DIRECTIVE | Extract every entry word for word. Skip the pictures.

━━━━━━━━

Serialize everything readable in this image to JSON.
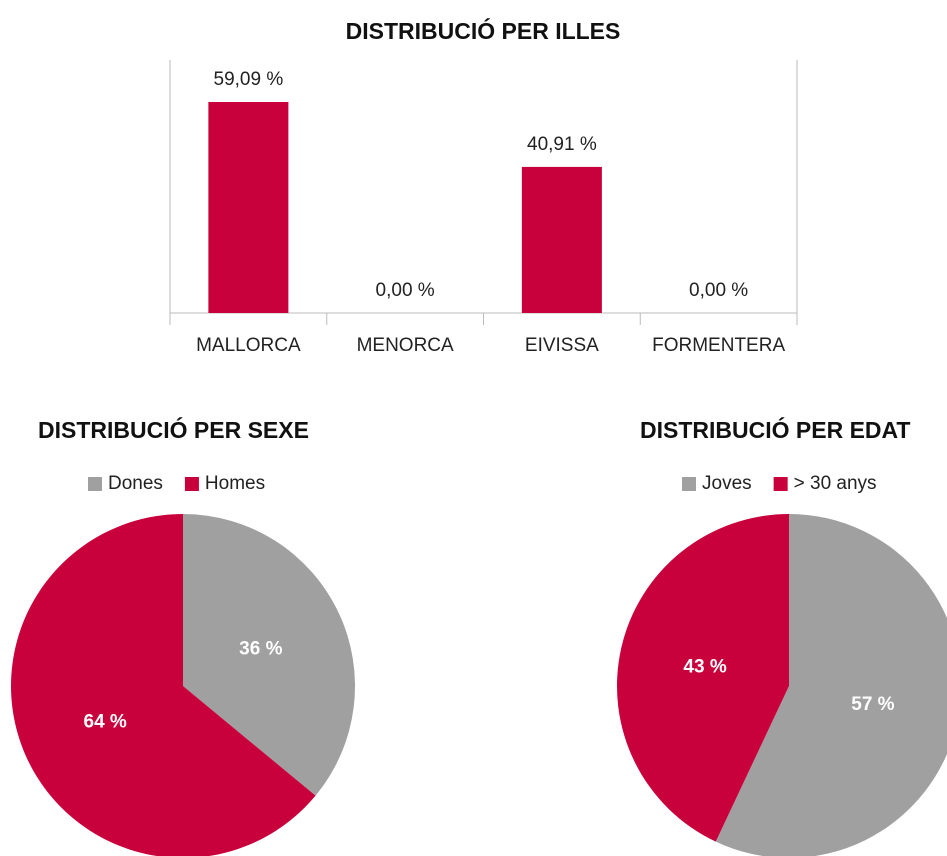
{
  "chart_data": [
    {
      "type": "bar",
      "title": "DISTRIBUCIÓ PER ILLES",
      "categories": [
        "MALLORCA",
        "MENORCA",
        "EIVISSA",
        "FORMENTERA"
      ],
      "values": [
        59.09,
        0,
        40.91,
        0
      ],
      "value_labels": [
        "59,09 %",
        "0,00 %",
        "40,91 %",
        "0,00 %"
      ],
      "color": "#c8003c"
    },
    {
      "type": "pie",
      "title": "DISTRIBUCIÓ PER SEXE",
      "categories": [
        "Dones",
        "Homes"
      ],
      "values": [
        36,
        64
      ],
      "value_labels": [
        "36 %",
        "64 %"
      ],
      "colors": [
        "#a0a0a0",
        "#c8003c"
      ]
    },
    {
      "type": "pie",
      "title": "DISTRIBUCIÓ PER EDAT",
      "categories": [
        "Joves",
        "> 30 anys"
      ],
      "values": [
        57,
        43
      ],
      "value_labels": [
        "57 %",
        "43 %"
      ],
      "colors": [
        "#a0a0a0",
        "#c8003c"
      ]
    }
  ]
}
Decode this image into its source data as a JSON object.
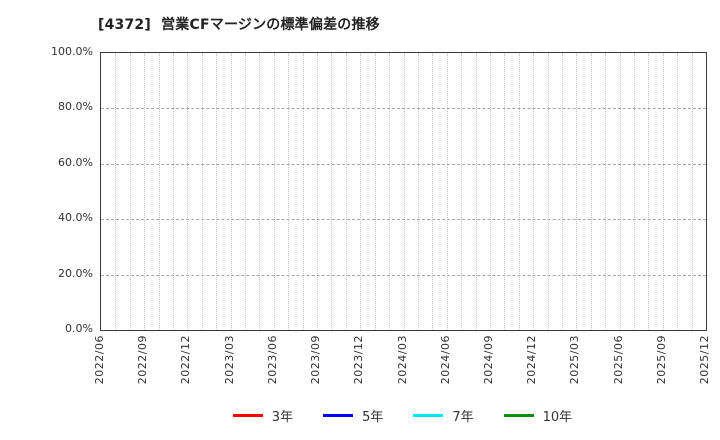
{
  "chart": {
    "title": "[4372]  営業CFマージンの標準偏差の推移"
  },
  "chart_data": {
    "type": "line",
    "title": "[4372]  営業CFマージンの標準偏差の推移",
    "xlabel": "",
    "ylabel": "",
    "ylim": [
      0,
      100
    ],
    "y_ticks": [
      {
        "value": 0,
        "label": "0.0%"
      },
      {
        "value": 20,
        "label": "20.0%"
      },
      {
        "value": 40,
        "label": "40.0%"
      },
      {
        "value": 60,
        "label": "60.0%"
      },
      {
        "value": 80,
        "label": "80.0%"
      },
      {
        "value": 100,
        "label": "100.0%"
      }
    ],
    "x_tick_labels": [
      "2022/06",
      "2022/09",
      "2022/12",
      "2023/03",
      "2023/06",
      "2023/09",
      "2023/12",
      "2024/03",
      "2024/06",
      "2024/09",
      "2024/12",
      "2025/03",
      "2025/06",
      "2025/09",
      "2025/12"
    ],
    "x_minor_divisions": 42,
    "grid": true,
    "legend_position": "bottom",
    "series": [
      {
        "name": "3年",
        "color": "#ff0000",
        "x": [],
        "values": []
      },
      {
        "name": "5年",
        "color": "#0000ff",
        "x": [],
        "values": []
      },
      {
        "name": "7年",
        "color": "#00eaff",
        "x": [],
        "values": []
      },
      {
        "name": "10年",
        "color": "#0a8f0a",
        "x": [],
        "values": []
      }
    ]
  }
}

━━━━━━━━

SOLUTION TO THIS EXERCISE |
Serialize everything readable in this image to JSON.
{
  "chart_data": [
    {
      "type": "bar",
      "title": "DISTRIBUCIÓ PER ILLES",
      "categories": [
        "MALLORCA",
        "MENORCA",
        "EIVISSA",
        "FORMENTERA"
      ],
      "values": [
        59.09,
        0,
        40.91,
        0
      ],
      "value_labels": [
        "59,09 %",
        "0,00 %",
        "40,91 %",
        "0,00 %"
      ],
      "color": "#c8003c"
    },
    {
      "type": "pie",
      "title": "DISTRIBUCIÓ PER SEXE",
      "categories": [
        "Dones",
        "Homes"
      ],
      "values": [
        36,
        64
      ],
      "value_labels": [
        "36 %",
        "64 %"
      ],
      "colors": [
        "#a0a0a0",
        "#c8003c"
      ]
    },
    {
      "type": "pie",
      "title": "DISTRIBUCIÓ PER EDAT",
      "categories": [
        "Joves",
        "> 30 anys"
      ],
      "values": [
        57,
        43
      ],
      "value_labels": [
        "57 %",
        "43 %"
      ],
      "colors": [
        "#a0a0a0",
        "#c8003c"
      ]
    }
  ]
}
Decode this image into its source data as a JSON object.
{
  "chart": {
    "title": "[4372]  営業CFマージンの標準偏差の推移"
  },
  "chart_data": {
    "type": "line",
    "title": "[4372]  営業CFマージンの標準偏差の推移",
    "xlabel": "",
    "ylabel": "",
    "ylim": [
      0,
      100
    ],
    "y_ticks": [
      {
        "value": 0,
        "label": "0.0%"
      },
      {
        "value": 20,
        "label": "20.0%"
      },
      {
        "value": 40,
        "label": "40.0%"
      },
      {
        "value": 60,
        "label": "60.0%"
      },
      {
        "value": 80,
        "label": "80.0%"
      },
      {
        "value": 100,
        "label": "100.0%"
      }
    ],
    "x_tick_labels": [
      "2022/06",
      "2022/09",
      "2022/12",
      "2023/03",
      "2023/06",
      "2023/09",
      "2023/12",
      "2024/03",
      "2024/06",
      "2024/09",
      "2024/12",
      "2025/03",
      "2025/06",
      "2025/09",
      "2025/12"
    ],
    "x_minor_divisions": 42,
    "grid": true,
    "legend_position": "bottom",
    "series": [
      {
        "name": "3年",
        "color": "#ff0000",
        "x": [],
        "values": []
      },
      {
        "name": "5年",
        "color": "#0000ff",
        "x": [],
        "values": []
      },
      {
        "name": "7年",
        "color": "#00eaff",
        "x": [],
        "values": []
      },
      {
        "name": "10年",
        "color": "#0a8f0a",
        "x": [],
        "values": []
      }
    ]
  }
}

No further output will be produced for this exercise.